• Entries supplied:
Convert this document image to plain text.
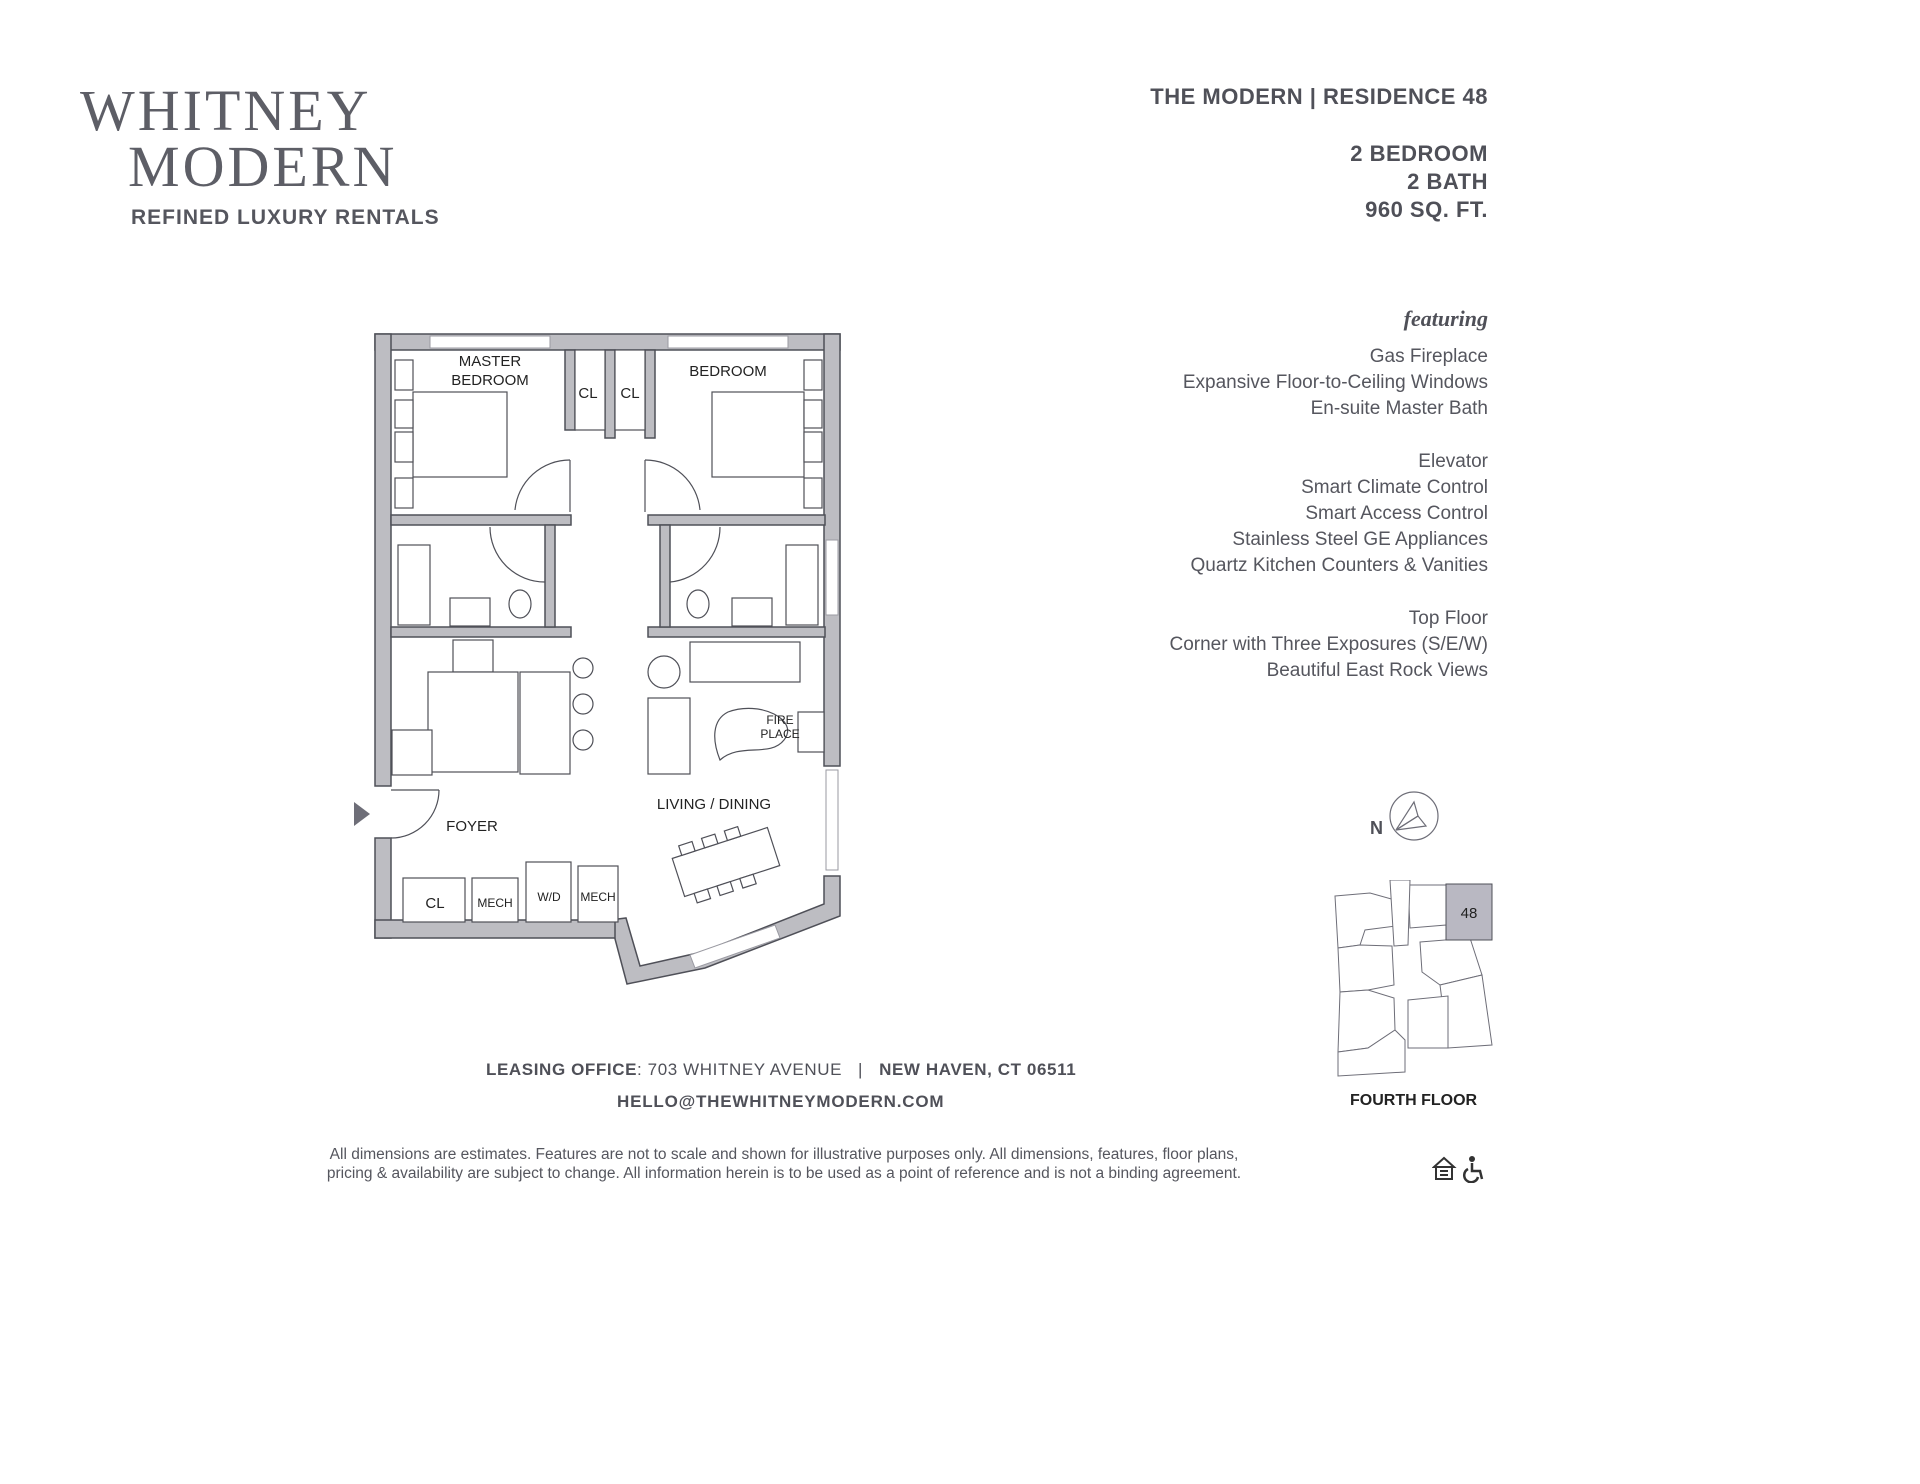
WHITNEY
MODERN
REFINED LUXURY RENTALS
THE MODERN | RESIDENCE 48
2 BEDROOM
2 BATH
960 SQ. FT.
featuring
Gas Fireplace
Expansive Floor-to-Ceiling Windows
En-suite Master Bath
Elevator
Smart Climate Control
Smart Access Control
Stainless Steel GE Appliances
Quartz Kitchen Counters & Vanities
Top Floor
Corner with Three Exposures (S/E/W)
Beautiful East Rock Views
MASTER
BEDROOM
CL CL
BEDROOM
FIRE
PLACE
LIVING / DINING
FOYER
CL	MECH W/D MECH
N
48
FOURTH FLOOR
LEASING OFFICE: 703 WHITNEY AVENUE | NEW HAVEN, CT 06511
HELLO@THEWHITNEYMODERN.COM
All dimensions are estimates. Features are not to scale and shown for illustrative purposes only. All dimensions, features, floor plans,
pricing & availability are subject to change. All information herein is to be used as a point of reference and is not a binding agreement.
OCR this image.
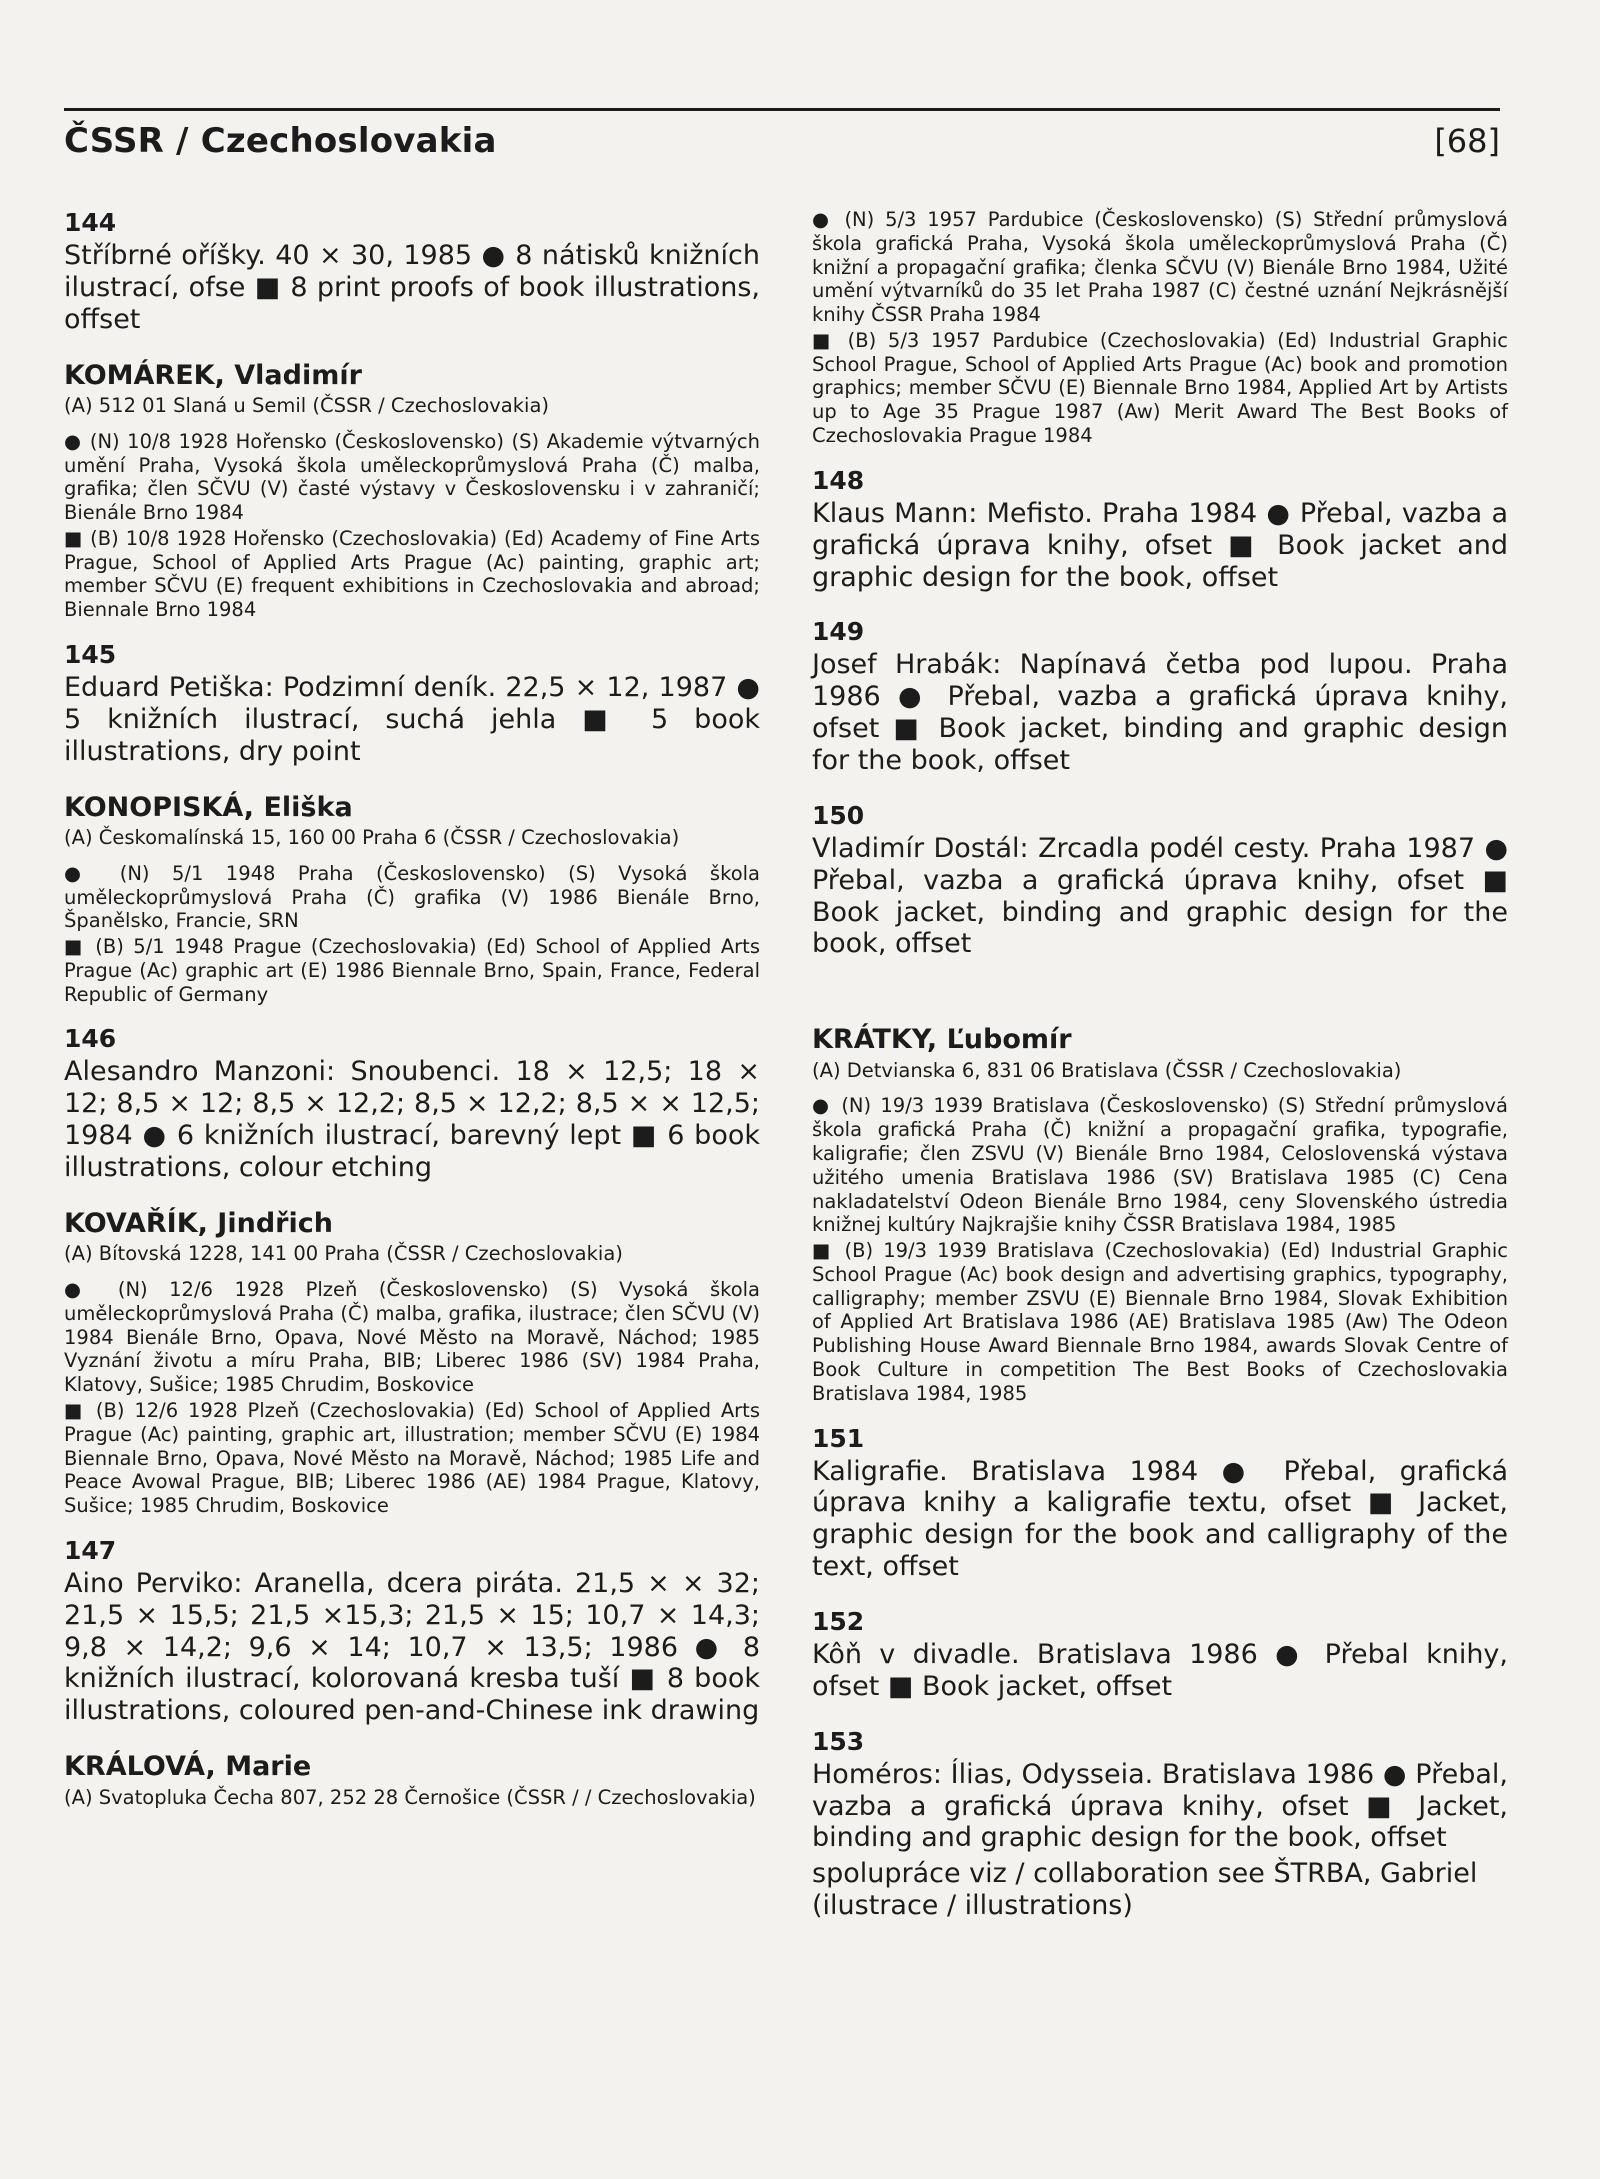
ČSSR / Czechoslovakia	[68]
144
Stříbrné oříšky. 40 × 30, 1985 ● 8 nátisků knižních ilustrací, ofse ■ 8 print proofs of book illustrations, offset
KOMÁREK, Vladimír
(A) 512 01 Slaná u Semil (ČSSR / Czechoslovakia)
● (N) 10/8 1928 Hořensko (Československo) (S) Akademie výtvarných umění Praha, Vysoká škola uměleckoprůmyslová Praha (Č) malba, grafika; člen SČVU (V) časté výstavy v Československu i v zahraničí; Bienále Brno 1984
■ (B) 10/8 1928 Hořensko (Czechoslovakia) (Ed) Academy of Fine Arts Prague, School of Applied Arts Prague (Ac) painting, graphic art; member SČVU (E) frequent exhibitions in Czechoslovakia and abroad; Biennale Brno 1984
145
Eduard Petiška: Podzimní deník. 22,5 × 12, 1987 ● 5 knižních ilustrací, suchá jehla ■ 5 book illustrations, dry point
KONOPISKÁ, Eliška
(A) Českomalínská 15, 160 00 Praha 6 (ČSSR / Czechoslovakia)
● (N) 5/1 1948 Praha (Československo) (S) Vysoká škola uměleckoprůmyslová Praha (Č) grafika (V) 1986 Bienále Brno, Španělsko, Francie, SRN
■ (B) 5/1 1948 Prague (Czechoslovakia) (Ed) School of Applied Arts Prague (Ac) graphic art (E) 1986 Biennale Brno, Spain, France, Federal Republic of Germany
146
Alesandro Manzoni: Snoubenci. 18 × 12,5; 18 × 12; 8,5 × 12; 8,5 × 12,2; 8,5 × 12,2; 8,5 × × 12,5; 1984 ● 6 knižních ilustrací, barevný lept ■ 6 book illustrations, colour etching
KOVAŘÍK, Jindřich
(A) Bítovská 1228, 141 00 Praha (ČSSR / Czechoslovakia)
● (N) 12/6 1928 Plzeň (Československo) (S) Vysoká škola uměleckoprůmyslová Praha (Č) malba, grafika, ilustrace; člen SČVU (V) 1984 Bienále Brno, Opava, Nové Město na Moravě, Náchod; 1985 Vyznání životu a míru Praha, BIB; Liberec 1986 (SV) 1984 Praha, Klatovy, Sušice; 1985 Chrudim, Boskovice
■ (B) 12/6 1928 Plzeň (Czechoslovakia) (Ed) School of Applied Arts Prague (Ac) painting, graphic art, illustration; member SČVU (E) 1984 Biennale Brno, Opava, Nové Město na Moravě, Náchod; 1985 Life and Peace Avowal Prague, BIB; Liberec 1986 (AE) 1984 Prague, Klatovy, Sušice; 1985 Chrudim, Boskovice
147
Aino Perviko: Aranella, dcera piráta. 21,5 × × 32; 21,5 × 15,5; 21,5 ×15,3; 21,5 × 15; 10,7 × 14,3; 9,8 × 14,2; 9,6 × 14; 10,7 × 13,5; 1986 ● 8 knižních ilustrací, kolorovaná kresba tuší ■ 8 book illustrations, coloured pen-and-Chinese ink drawing
KRÁLOVÁ, Marie
(A) Svatopluka Čecha 807, 252 28 Černošice (ČSSR / / Czechoslovakia)
● (N) 5/3 1957 Pardubice (Československo) (S) Střední průmyslová škola grafická Praha, Vysoká škola uměleckoprůmyslová Praha (Č) knižní a propagační grafika; členka SČVU (V) Bienále Brno 1984, Užité umění výtvarníků do 35 let Praha 1987 (C) čestné uznání Nejkrásnější knihy ČSSR Praha 1984
■ (B) 5/3 1957 Pardubice (Czechoslovakia) (Ed) Industrial Graphic School Prague, School of Applied Arts Prague (Ac) book and promotion graphics; member SČVU (E) Biennale Brno 1984, Applied Art by Artists up to Age 35 Prague 1987 (Aw) Merit Award The Best Books of Czechoslovakia Prague 1984
148
Klaus Mann: Mefisto. Praha 1984 ● Přebal, vazba a grafická úprava knihy, ofset ■ Book jacket and graphic design for the book, offset
149
Josef Hrabák: Napínavá četba pod lupou. Praha 1986 ● Přebal, vazba a grafická úprava knihy, ofset ■ Book jacket, binding and graphic design for the book, offset
150
Vladimír Dostál: Zrcadla podél cesty. Praha 1987 ● Přebal, vazba a grafická úprava knihy, ofset ■ Book jacket, binding and graphic design for the book, offset
KRÁTKY, Ľubomír
(A) Detvianska 6, 831 06 Bratislava (ČSSR / Czechoslovakia)
● (N) 19/3 1939 Bratislava (Československo) (S) Střední průmyslová škola grafická Praha (Č) knižní a propagační grafika, typografie, kaligrafie; člen ZSVU (V) Bienále Brno 1984, Celoslovenská výstava užitého umenia Bratislava 1986 (SV) Bratislava 1985 (C) Cena nakladatelství Odeon Bienále Brno 1984, ceny Slovenského ústredia knižnej kultúry Najkrajšie knihy ČSSR Bratislava 1984, 1985
■ (B) 19/3 1939 Bratislava (Czechoslovakia) (Ed) Industrial Graphic School Prague (Ac) book design and advertising graphics, typography, calligraphy; member ZSVU (E) Biennale Brno 1984, Slovak Exhibition of Applied Art Bratislava 1986 (AE) Bratislava 1985 (Aw) The Odeon Publishing House Award Biennale Brno 1984, awards Slovak Centre of Book Culture in competition The Best Books of Czechoslovakia Bratislava 1984, 1985
151
Kaligrafie. Bratislava 1984 ● Přebal, grafická úprava knihy a kaligrafie textu, ofset ■ Jacket, graphic design for the book and calligraphy of the text, offset
152
Kôň v divadle. Bratislava 1986 ● Přebal knihy, ofset ■ Book jacket, offset
153
Homéros: Ílias, Odysseia. Bratislava 1986 ● Přebal, vazba a grafická úprava knihy, ofset ■ Jacket, binding and graphic design for the book, offset
spolupráce viz / collaboration see ŠTRBA, Gabriel (ilustrace / illustrations)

• Your task:
Where a line holds "knižních", copy it out.

• Result of this task:
Stříbrné oříšky. 40 × 30, 1985 ● 8 nátisků knižních ilustrací, ofse ■ 8 print proofs of book illustrations, offset
Eduard Petiška: Podzimní deník. 22,5 × 12, 1987 ● 5 knižních ilustrací, suchá jehla ■ 5 book illustrations, dry point
Alesandro Manzoni: Snoubenci. 18 × 12,5; 18 × 12; 8,5 × 12; 8,5 × 12,2; 8,5 × 12,2; 8,5 × × 12,5; 1984 ● 6 knižních ilustrací, barevný lept ■ 6 book illustrations, colour etching
Aino Perviko: Aranella, dcera piráta. 21,5 × × 32; 21,5 × 15,5; 21,5 ×15,3; 21,5 × 15; 10,7 × 14,3; 9,8 × 14,2; 9,6 × 14; 10,7 × 13,5; 1986 ● 8 knižních ilustrací, kolorovaná kresba tuší ■ 8 book illustrations, coloured pen-and-Chinese ink drawing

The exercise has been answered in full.